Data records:
(begin)

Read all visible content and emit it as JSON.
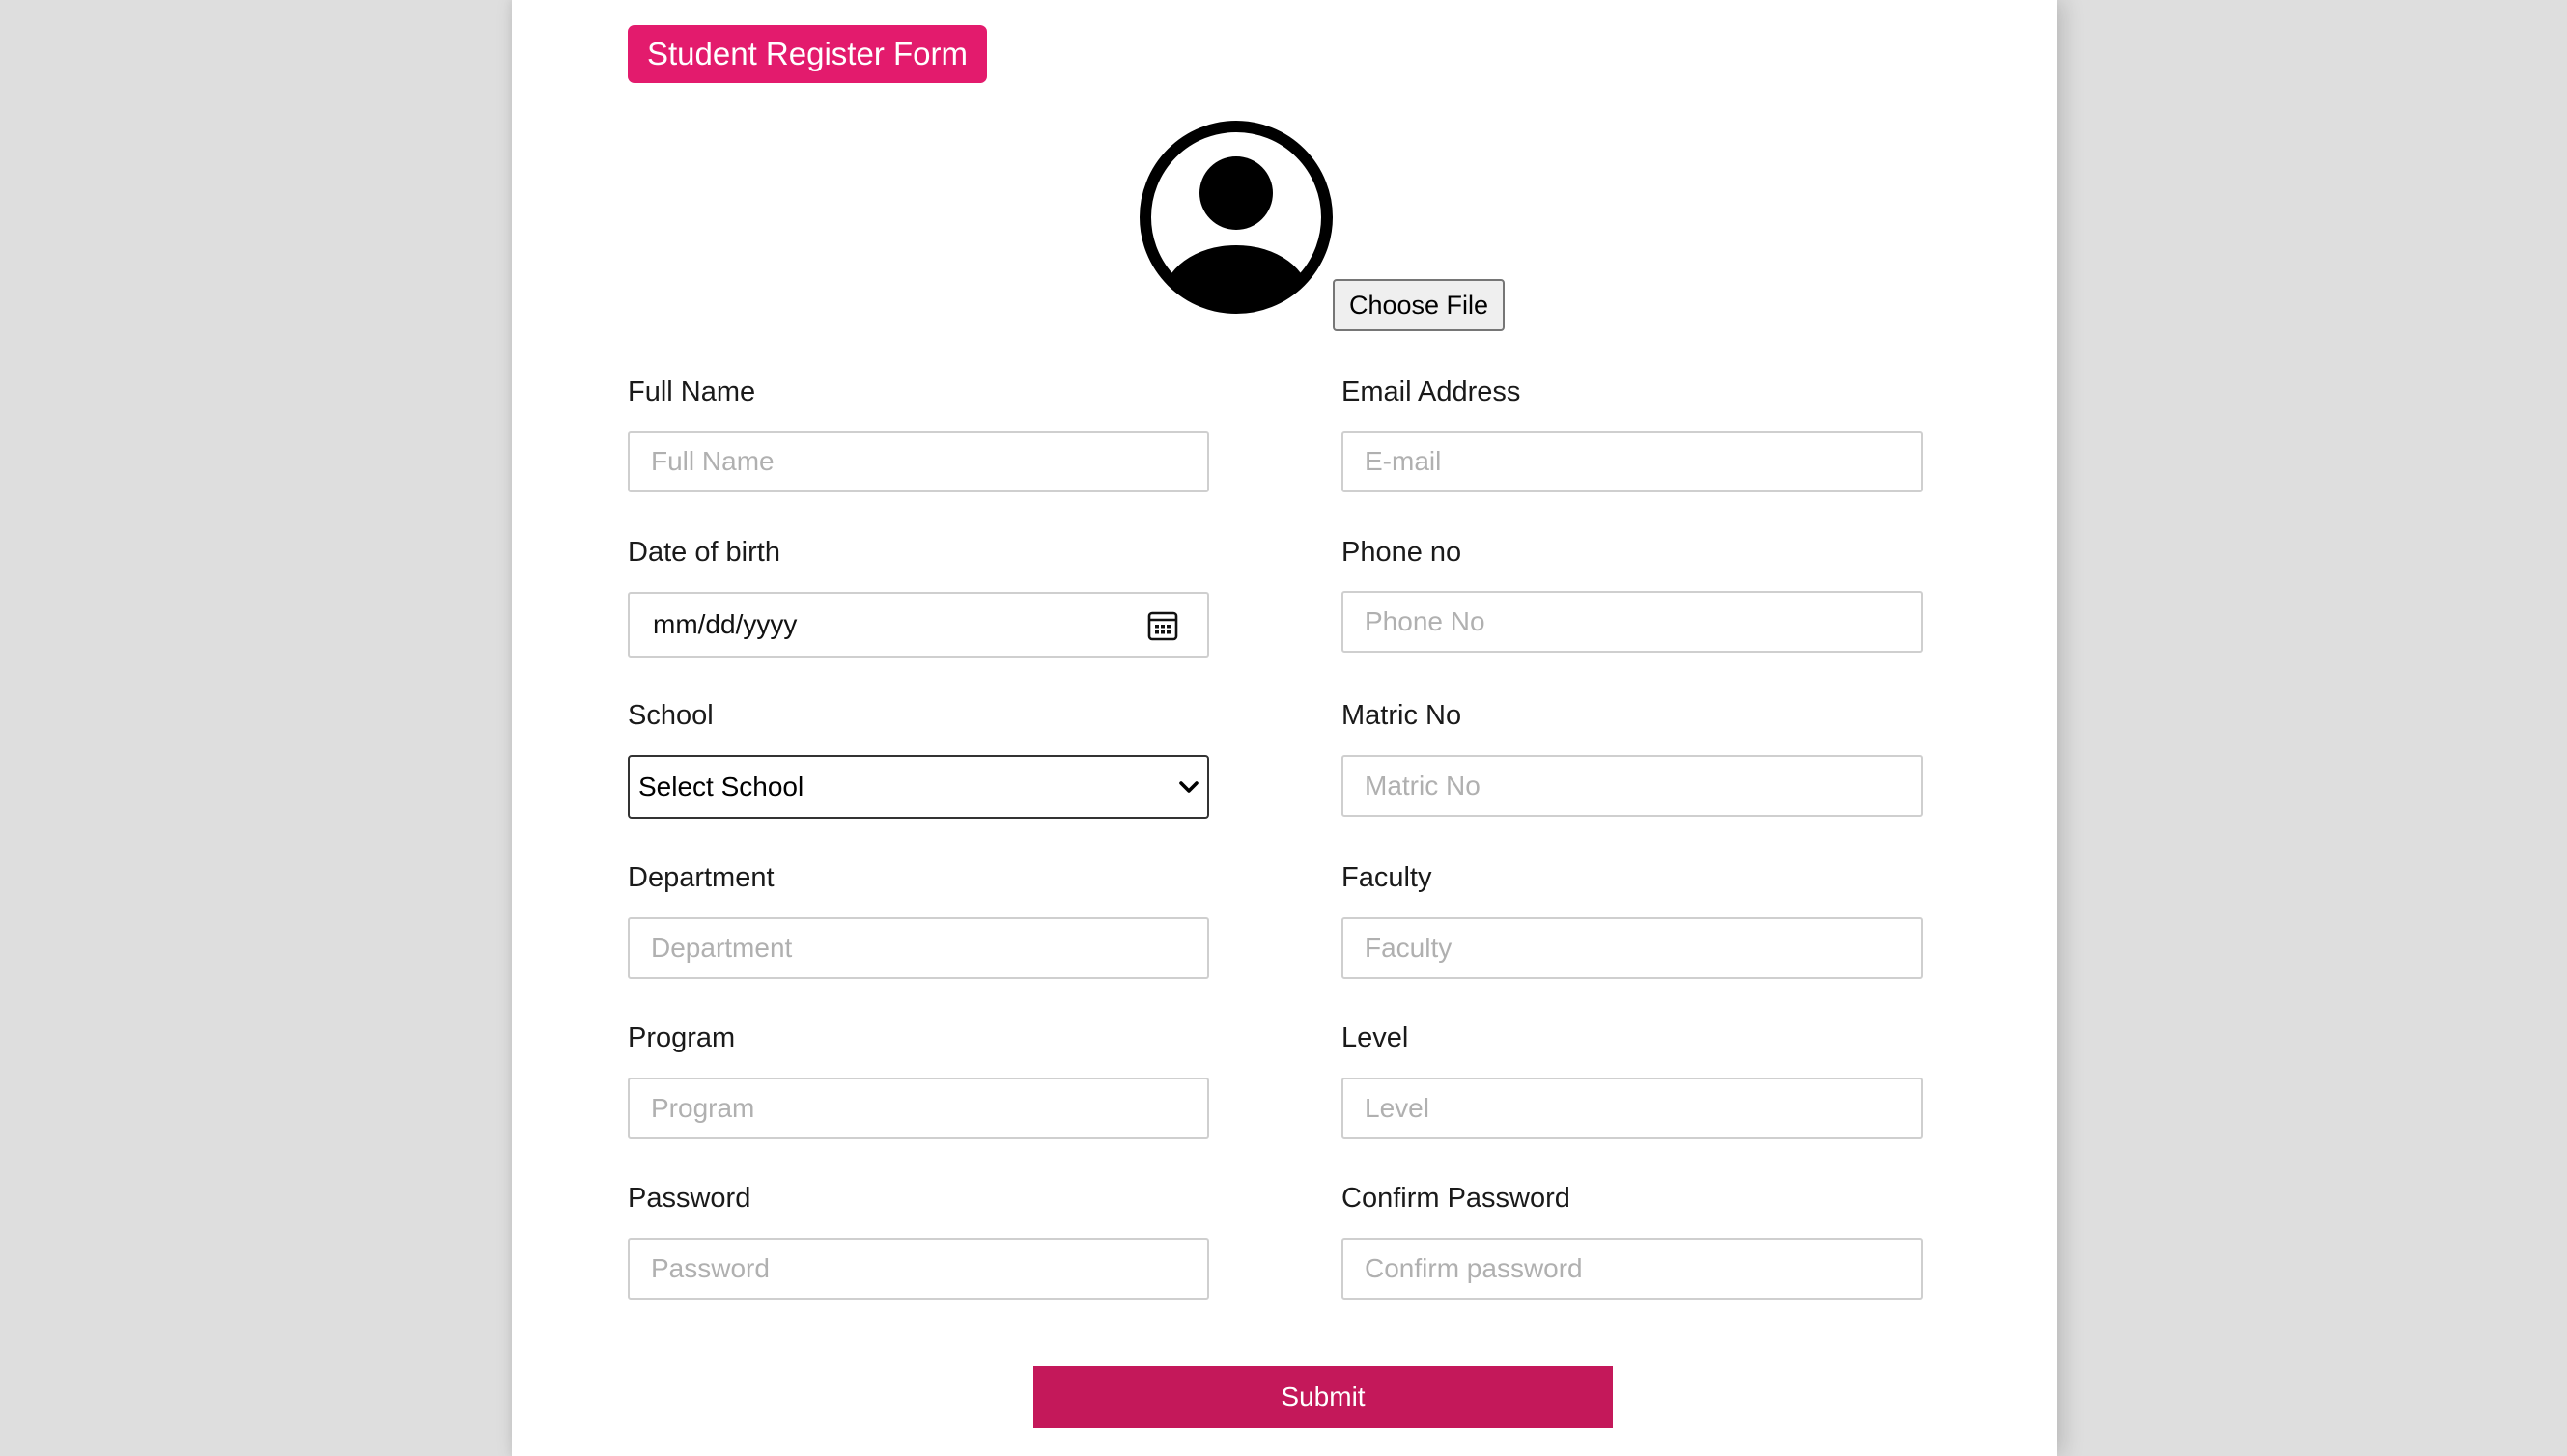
{
  "form": {
    "title": "Student Register Form",
    "file_button_label": "Choose File",
    "submit_label": "Submit"
  },
  "fields": {
    "full_name": {
      "label": "Full Name",
      "placeholder": "Full Name"
    },
    "email": {
      "label": "Email Address",
      "placeholder": "E-mail"
    },
    "dob": {
      "label": "Date of birth",
      "value": "mm/dd/yyyy"
    },
    "phone": {
      "label": "Phone no",
      "placeholder": "Phone No"
    },
    "school": {
      "label": "School",
      "selected": "Select School"
    },
    "matric": {
      "label": "Matric No",
      "placeholder": "Matric No"
    },
    "department": {
      "label": "Department",
      "placeholder": "Department"
    },
    "faculty": {
      "label": "Faculty",
      "placeholder": "Faculty"
    },
    "program": {
      "label": "Program",
      "placeholder": "Program"
    },
    "level": {
      "label": "Level",
      "placeholder": "Level"
    },
    "password": {
      "label": "Password",
      "placeholder": "Password"
    },
    "confirm_password": {
      "label": "Confirm Password",
      "placeholder": "Confirm password"
    }
  },
  "icons": {
    "avatar": "user-circle-icon",
    "date_picker": "calendar-icon",
    "dropdown": "chevron-down-icon"
  },
  "colors": {
    "accent": "#e31b6d",
    "submit": "#c4185a",
    "page_background": "#dedede"
  }
}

(end)

Task to complete:
Copy every line of the data exactly as written, excluding the pictures.

Completed exercise:
Read all visible content and emit it as JSON.
{
  "form": {
    "title": "Student Register Form",
    "file_button_label": "Choose File",
    "submit_label": "Submit"
  },
  "fields": {
    "full_name": {
      "label": "Full Name",
      "placeholder": "Full Name"
    },
    "email": {
      "label": "Email Address",
      "placeholder": "E-mail"
    },
    "dob": {
      "label": "Date of birth",
      "value": "mm/dd/yyyy"
    },
    "phone": {
      "label": "Phone no",
      "placeholder": "Phone No"
    },
    "school": {
      "label": "School",
      "selected": "Select School"
    },
    "matric": {
      "label": "Matric No",
      "placeholder": "Matric No"
    },
    "department": {
      "label": "Department",
      "placeholder": "Department"
    },
    "faculty": {
      "label": "Faculty",
      "placeholder": "Faculty"
    },
    "program": {
      "label": "Program",
      "placeholder": "Program"
    },
    "level": {
      "label": "Level",
      "placeholder": "Level"
    },
    "password": {
      "label": "Password",
      "placeholder": "Password"
    },
    "confirm_password": {
      "label": "Confirm Password",
      "placeholder": "Confirm password"
    }
  },
  "icons": {
    "avatar": "user-circle-icon",
    "date_picker": "calendar-icon",
    "dropdown": "chevron-down-icon"
  },
  "colors": {
    "accent": "#e31b6d",
    "submit": "#c4185a",
    "page_background": "#dedede"
  }
}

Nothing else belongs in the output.